Required tasks.
(A) Using the course page on optical transmission networks below, state whether each statement agrees with it: (i) applicants must hold prerequisite qualifications; (ii) classes meet on Mondays from 1pm to 3pm; (iii) up to three standalone modules can be transferred towards the flexible MSc degree. For each, answer yes or no and quote the deciding words.
(B) From the course page on optical transmission networks below, extract word for word the passage between "We'll analyse both" and "guidance around Covid-19.", inclusive.

Reading text.
<<<<

Short courses


Optical Transmission Networks

  • 150 hours
  • 8 weeks (1pm to 3pm each Monday) + optional exam


This short course on optical systems will give you an advanced understanding of the physical layer of optical transmission systems and networks on different time, and length, scales.

The course covers all types of photonic networks, from access and metro to wide-area networks; next-generation optical modulation formats and transceivers; optical signal transmission impairments and mitigation, and optical multiplexing methods, e.g. wavelength division multiplexing, and optical and electronic network switching technologies.

It's run by UCL's Department of Electronic and Electrical Engineering.

Who this course is for

The department's short courses/CPD modules are aimed at those working in the telecommunications industry such as researchers, engineers, IT professionals and managers.

They're particularly suited to graduates in electronic and electrical engineering, communications engineering and computer science who want to further their knowledge on a particular topic, or work towards a Master's degree.

You don't need to have any pre-requisite qualifications to take this course.

Course content

During the course you'll look at the description of optical networks as a set of optical links, including the principle of wavelength routing on different time-scales (static and dynamic). This part of the course also includes optical interconnects.

On optical transmission the focus is on the elements of analysis and design of point-to-point optically amplified transmission systems as well as access applications. This covers in-depth understanding of optical transmission system design, optical amplifiers and amplified systems and the operation of wavelength division multiplexed systems.

We'll analyse both linear and nonlinear sources of transmission impairments and their accumulation with distance and interaction with dispersion.

The choice of modulation formats, fibre dispersion and electronic processing techniques are discussed with the aim of maximising the spectral efficiency, channel capacity and operating system margins.

Dates, assessment and certificates

Classes will be held from 1pm to 3pm on Mondays, over 8 weeks..

Teaching will take place in person with some materials available online. Please note, dates and teaching arrangements may need to change in response to government guidance around Covid-19.

The course is assessed by exam.

If you complete the course but not the exam, you'll receive a certificate of attendance.

If you take and pass the exam you'll get a certificate stating this, which includes your pass level.

Benefits of UCL's Electronics and Electrical Engineering CPD courses

You can take this course as a standalone (one-off) course/module, or accumulate it towards an MSc qualification (up to two standalone modules can be transferred towards the flexible MSc degree).

Benefits to the employee
The programme offers the opportunity for professional people working in the telecommunications industry to develop their career, be able to respond to changes in their environment, and learn while they earn. It's also designed to give you the opportunity of working towards an MSc qualification from an academic institution whose quality is recognised world-wide.

Benefits to employers
Our flexible CPD courses enhance staff motivation and assists in the recruitment and retention of high-quality staff. It enables your company to keep ahead of the competition by tapping into world-leading research, and to profit from UCL's world class Telecommunications and Business expertise.

View the full range of related courses available.

>>>>

Data for review.
<<<<

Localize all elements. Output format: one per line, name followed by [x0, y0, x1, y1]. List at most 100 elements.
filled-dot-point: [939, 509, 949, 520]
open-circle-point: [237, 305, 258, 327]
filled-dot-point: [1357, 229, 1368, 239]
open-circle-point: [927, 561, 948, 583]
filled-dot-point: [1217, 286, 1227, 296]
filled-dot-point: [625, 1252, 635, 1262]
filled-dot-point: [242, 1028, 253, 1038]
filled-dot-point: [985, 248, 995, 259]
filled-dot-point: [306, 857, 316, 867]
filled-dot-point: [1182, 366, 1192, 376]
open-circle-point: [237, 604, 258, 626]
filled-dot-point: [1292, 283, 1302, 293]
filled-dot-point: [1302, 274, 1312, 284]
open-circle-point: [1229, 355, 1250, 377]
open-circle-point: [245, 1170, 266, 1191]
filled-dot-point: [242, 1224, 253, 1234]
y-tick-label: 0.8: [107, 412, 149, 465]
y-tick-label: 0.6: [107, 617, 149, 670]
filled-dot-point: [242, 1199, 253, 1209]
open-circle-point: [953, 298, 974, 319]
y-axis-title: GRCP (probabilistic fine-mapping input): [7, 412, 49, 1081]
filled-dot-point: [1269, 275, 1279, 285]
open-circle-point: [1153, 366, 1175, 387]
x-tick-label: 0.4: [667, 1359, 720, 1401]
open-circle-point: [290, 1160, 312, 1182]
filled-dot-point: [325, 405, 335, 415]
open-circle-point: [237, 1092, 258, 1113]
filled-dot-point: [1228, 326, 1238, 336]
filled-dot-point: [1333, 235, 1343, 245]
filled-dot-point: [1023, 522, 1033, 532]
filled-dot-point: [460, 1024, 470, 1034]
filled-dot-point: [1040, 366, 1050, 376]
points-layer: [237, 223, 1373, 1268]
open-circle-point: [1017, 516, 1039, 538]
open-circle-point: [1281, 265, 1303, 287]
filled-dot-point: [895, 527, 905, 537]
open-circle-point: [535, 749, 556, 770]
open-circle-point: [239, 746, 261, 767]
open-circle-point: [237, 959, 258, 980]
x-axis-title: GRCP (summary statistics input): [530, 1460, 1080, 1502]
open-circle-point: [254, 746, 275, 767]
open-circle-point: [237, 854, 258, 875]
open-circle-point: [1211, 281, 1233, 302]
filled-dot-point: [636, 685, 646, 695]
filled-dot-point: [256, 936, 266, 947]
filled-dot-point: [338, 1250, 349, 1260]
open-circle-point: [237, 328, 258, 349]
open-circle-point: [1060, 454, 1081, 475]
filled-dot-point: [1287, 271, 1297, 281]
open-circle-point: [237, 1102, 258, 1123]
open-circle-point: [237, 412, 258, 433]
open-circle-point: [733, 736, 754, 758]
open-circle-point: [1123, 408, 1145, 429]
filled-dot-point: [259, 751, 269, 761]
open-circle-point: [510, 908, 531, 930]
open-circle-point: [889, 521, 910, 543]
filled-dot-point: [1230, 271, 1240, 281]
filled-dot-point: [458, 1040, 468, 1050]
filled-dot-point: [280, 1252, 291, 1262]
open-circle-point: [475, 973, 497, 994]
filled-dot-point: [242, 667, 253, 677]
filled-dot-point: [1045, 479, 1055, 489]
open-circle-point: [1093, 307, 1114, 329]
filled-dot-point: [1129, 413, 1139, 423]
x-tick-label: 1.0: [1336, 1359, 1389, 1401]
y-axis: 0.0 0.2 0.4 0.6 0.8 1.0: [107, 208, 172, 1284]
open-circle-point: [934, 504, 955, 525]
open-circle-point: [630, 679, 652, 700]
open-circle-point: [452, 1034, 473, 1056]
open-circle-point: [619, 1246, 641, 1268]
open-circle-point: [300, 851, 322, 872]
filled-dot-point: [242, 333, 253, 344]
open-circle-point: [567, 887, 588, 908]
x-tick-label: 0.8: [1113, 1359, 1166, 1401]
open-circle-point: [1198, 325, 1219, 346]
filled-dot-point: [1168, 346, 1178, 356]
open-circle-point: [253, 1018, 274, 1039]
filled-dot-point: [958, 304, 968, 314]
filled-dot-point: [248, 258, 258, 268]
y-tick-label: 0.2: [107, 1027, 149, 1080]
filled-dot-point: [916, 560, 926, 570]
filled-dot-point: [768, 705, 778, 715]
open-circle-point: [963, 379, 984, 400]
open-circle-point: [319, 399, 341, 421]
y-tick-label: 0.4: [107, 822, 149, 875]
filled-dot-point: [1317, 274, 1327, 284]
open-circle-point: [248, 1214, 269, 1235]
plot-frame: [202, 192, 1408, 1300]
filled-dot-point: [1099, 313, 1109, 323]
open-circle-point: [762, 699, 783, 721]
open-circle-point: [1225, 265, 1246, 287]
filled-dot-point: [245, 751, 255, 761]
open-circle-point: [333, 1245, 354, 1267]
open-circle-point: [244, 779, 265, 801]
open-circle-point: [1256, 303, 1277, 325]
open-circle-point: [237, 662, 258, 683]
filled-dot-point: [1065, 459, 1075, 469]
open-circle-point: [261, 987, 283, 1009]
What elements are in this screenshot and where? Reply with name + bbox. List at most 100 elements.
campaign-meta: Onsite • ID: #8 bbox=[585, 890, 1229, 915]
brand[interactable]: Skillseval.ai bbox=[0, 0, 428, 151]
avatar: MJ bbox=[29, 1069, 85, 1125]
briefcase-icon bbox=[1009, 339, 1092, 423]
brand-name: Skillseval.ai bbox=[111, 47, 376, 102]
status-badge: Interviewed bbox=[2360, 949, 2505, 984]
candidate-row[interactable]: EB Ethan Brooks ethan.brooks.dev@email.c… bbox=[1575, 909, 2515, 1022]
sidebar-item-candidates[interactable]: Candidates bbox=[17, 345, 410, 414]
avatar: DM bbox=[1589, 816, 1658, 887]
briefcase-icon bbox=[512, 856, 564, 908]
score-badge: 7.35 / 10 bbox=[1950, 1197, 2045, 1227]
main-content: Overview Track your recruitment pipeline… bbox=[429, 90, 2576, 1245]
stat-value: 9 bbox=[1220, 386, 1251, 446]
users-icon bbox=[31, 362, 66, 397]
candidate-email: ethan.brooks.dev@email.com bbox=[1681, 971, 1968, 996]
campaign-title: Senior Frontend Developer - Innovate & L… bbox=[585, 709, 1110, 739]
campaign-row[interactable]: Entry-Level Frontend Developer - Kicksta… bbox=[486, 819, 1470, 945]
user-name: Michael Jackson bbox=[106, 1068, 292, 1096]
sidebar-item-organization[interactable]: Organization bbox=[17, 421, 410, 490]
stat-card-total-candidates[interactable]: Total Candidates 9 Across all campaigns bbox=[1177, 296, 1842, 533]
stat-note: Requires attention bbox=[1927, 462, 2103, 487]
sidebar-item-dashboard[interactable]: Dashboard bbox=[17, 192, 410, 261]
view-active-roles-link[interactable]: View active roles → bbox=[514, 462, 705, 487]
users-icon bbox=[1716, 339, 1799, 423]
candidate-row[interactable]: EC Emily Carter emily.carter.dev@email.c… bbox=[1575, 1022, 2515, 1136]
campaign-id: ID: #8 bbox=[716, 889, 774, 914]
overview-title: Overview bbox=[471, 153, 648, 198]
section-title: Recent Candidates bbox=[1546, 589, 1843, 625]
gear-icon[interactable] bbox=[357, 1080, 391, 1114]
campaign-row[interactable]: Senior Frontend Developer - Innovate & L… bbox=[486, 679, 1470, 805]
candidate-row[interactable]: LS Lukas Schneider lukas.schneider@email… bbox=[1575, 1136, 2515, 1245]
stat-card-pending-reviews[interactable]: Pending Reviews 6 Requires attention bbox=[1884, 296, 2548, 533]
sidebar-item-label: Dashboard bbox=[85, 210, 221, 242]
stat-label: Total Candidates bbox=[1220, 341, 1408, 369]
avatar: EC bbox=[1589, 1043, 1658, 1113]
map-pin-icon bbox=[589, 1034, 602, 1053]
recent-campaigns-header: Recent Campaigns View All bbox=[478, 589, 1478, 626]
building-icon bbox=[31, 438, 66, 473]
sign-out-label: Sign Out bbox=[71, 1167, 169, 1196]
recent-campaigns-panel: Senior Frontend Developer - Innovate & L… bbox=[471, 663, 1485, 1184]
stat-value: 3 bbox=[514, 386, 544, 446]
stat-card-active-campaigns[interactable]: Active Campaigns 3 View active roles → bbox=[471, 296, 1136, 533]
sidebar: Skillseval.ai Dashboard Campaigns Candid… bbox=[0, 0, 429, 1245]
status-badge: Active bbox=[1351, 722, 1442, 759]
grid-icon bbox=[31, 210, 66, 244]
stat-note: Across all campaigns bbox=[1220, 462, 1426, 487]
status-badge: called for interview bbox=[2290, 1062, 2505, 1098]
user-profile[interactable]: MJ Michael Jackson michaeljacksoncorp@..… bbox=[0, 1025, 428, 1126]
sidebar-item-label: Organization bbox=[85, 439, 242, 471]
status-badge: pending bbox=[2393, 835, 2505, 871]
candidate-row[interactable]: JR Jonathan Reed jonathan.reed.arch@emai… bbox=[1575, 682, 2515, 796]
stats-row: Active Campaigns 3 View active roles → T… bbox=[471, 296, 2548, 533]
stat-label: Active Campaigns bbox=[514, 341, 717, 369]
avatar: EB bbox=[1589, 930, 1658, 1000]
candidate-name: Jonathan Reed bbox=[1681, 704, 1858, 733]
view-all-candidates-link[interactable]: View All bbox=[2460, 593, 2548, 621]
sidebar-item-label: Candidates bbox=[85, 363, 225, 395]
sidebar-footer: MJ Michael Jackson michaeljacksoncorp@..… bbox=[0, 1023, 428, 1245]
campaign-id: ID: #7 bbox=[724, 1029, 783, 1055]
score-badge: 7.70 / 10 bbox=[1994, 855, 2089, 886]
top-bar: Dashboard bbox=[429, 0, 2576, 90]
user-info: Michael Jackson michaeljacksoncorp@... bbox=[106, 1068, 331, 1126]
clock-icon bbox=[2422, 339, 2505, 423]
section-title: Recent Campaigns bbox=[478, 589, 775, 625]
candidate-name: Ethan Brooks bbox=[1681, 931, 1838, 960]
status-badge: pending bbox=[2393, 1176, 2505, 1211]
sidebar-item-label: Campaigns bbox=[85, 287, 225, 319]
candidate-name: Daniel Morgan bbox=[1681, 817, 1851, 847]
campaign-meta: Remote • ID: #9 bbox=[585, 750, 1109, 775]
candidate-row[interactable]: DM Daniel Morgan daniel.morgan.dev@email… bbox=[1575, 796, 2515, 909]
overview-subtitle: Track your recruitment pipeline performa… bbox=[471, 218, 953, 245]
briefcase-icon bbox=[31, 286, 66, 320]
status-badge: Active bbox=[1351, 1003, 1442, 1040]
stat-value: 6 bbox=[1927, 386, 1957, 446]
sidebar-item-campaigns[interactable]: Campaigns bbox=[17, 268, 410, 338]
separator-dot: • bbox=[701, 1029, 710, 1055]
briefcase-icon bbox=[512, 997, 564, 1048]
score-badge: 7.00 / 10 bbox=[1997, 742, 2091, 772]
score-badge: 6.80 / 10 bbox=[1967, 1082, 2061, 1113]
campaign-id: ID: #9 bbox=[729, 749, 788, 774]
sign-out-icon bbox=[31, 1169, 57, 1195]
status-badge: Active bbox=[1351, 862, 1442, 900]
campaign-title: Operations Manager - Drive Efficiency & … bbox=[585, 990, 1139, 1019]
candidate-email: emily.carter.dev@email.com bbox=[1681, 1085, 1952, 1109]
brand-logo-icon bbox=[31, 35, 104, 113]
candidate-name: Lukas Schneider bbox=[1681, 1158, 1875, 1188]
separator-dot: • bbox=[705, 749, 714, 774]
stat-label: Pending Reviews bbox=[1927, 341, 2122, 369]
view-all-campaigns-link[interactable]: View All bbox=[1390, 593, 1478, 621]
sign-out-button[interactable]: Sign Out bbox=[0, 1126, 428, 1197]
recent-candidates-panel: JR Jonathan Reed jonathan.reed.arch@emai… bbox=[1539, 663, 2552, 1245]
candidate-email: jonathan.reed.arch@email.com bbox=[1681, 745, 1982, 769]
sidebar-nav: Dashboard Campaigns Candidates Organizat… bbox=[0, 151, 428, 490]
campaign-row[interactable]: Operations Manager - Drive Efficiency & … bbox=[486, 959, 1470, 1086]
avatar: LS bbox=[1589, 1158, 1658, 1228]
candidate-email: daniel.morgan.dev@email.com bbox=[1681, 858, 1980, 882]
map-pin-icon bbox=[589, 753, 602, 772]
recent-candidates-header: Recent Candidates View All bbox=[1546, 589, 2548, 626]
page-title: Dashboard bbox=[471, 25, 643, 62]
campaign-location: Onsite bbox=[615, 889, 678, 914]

>>>>

Your responses.
(A)
(i) No: "You don't need to have any pre-requisite qualifications to take this course."
(ii) Yes: "Classes will be held from 1pm to 3pm on Mondays"
(iii) No: "up to two standalone modules can be transferred towards the flexible MSc degree"

(B)
We'll analyse both linear and nonlinear sources of transmission impairments and their accumulation with distance and interaction with dispersion.

The choice of modulation formats, fibre dispersion and electronic processing techniques are discussed with the aim of maximising the spectral efficiency, channel capacity and operating system margins.

Dates, assessment and certificates

Classes will be held from 1pm to 3pm on Mondays, over 8 weeks..

Teaching will take place in person with some materials available online. Please note, dates and teaching arrangements may need to change in response to government guidance around Covid-19.